■ Stated task ■
Quote every line of the data below as it stands, omitting pictures.

--- START ---

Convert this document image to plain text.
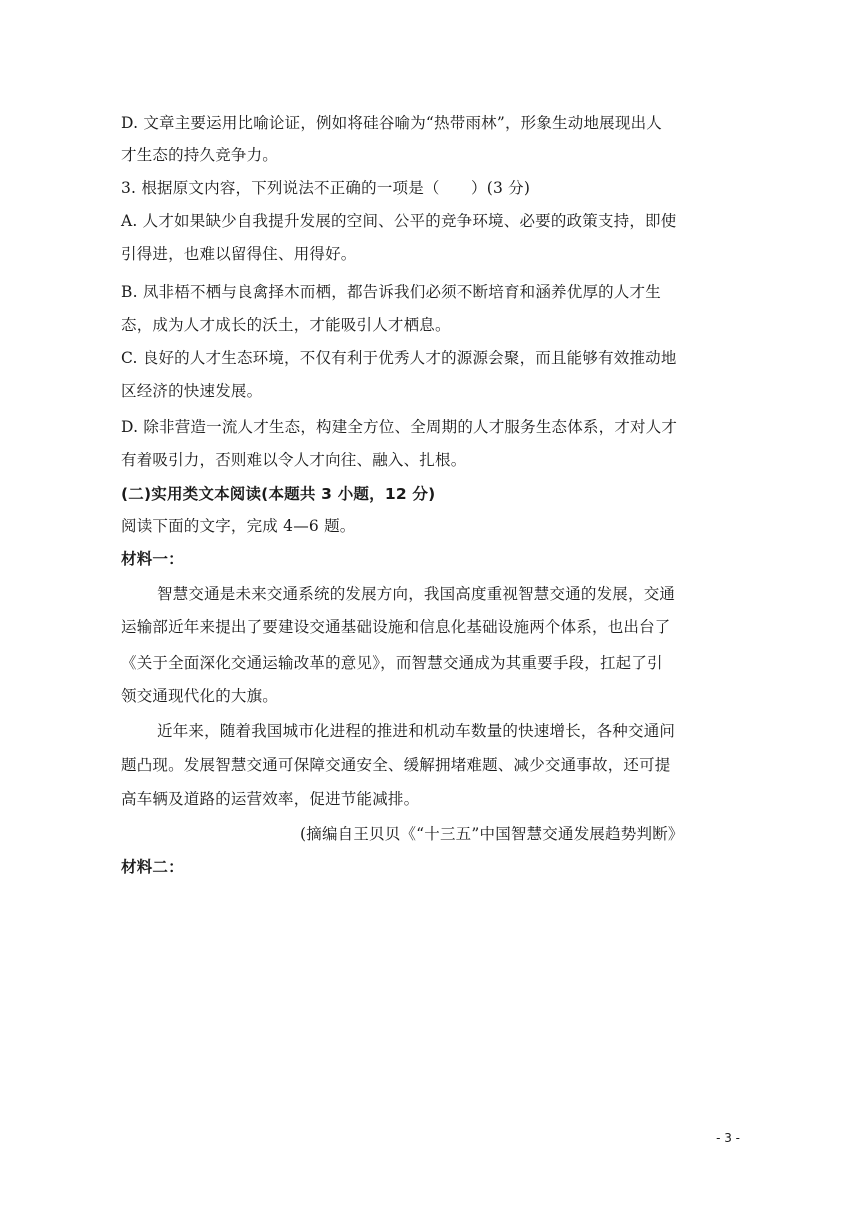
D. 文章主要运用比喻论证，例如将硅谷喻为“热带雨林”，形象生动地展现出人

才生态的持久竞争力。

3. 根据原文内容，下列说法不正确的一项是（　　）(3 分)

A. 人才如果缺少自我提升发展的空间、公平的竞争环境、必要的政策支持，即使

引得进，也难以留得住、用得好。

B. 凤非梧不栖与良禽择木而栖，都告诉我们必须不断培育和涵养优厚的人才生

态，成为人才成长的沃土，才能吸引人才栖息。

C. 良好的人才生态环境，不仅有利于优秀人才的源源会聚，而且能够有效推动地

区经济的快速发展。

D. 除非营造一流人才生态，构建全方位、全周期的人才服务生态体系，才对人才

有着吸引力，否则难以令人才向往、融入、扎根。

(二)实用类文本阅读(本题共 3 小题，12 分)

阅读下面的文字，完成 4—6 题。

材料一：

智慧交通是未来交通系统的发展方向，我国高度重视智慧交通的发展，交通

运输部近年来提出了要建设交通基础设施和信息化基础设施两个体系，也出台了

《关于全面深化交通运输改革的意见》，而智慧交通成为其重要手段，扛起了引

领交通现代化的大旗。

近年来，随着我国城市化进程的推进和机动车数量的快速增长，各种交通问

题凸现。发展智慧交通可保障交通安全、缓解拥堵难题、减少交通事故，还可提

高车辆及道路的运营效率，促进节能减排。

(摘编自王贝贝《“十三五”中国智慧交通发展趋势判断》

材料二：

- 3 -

--- END ---

■ Expected output ■
Convert this document image to plain text.
D. 文章主要运用比喻论证，例如将硅谷喻为“热带雨林”，形象生动地展现出人

才生态的持久竞争力。

3. 根据原文内容，下列说法不正确的一项是（　　）(3 分)

A. 人才如果缺少自我提升发展的空间、公平的竞争环境、必要的政策支持，即使

引得进，也难以留得住、用得好。

B. 凤非梧不栖与良禽择木而栖，都告诉我们必须不断培育和涵养优厚的人才生

态，成为人才成长的沃土，才能吸引人才栖息。

C. 良好的人才生态环境，不仅有利于优秀人才的源源会聚，而且能够有效推动地

区经济的快速发展。

D. 除非营造一流人才生态，构建全方位、全周期的人才服务生态体系，才对人才

有着吸引力，否则难以令人才向往、融入、扎根。

(二)实用类文本阅读(本题共 3 小题，12 分)

阅读下面的文字，完成 4—6 题。

材料一：

智慧交通是未来交通系统的发展方向，我国高度重视智慧交通的发展，交通

运输部近年来提出了要建设交通基础设施和信息化基础设施两个体系，也出台了

《关于全面深化交通运输改革的意见》，而智慧交通成为其重要手段，扛起了引

领交通现代化的大旗。

近年来，随着我国城市化进程的推进和机动车数量的快速增长，各种交通问

题凸现。发展智慧交通可保障交通安全、缓解拥堵难题、减少交通事故，还可提

高车辆及道路的运营效率，促进节能减排。

(摘编自王贝贝《“十三五”中国智慧交通发展趋势判断》

材料二：

- 3 -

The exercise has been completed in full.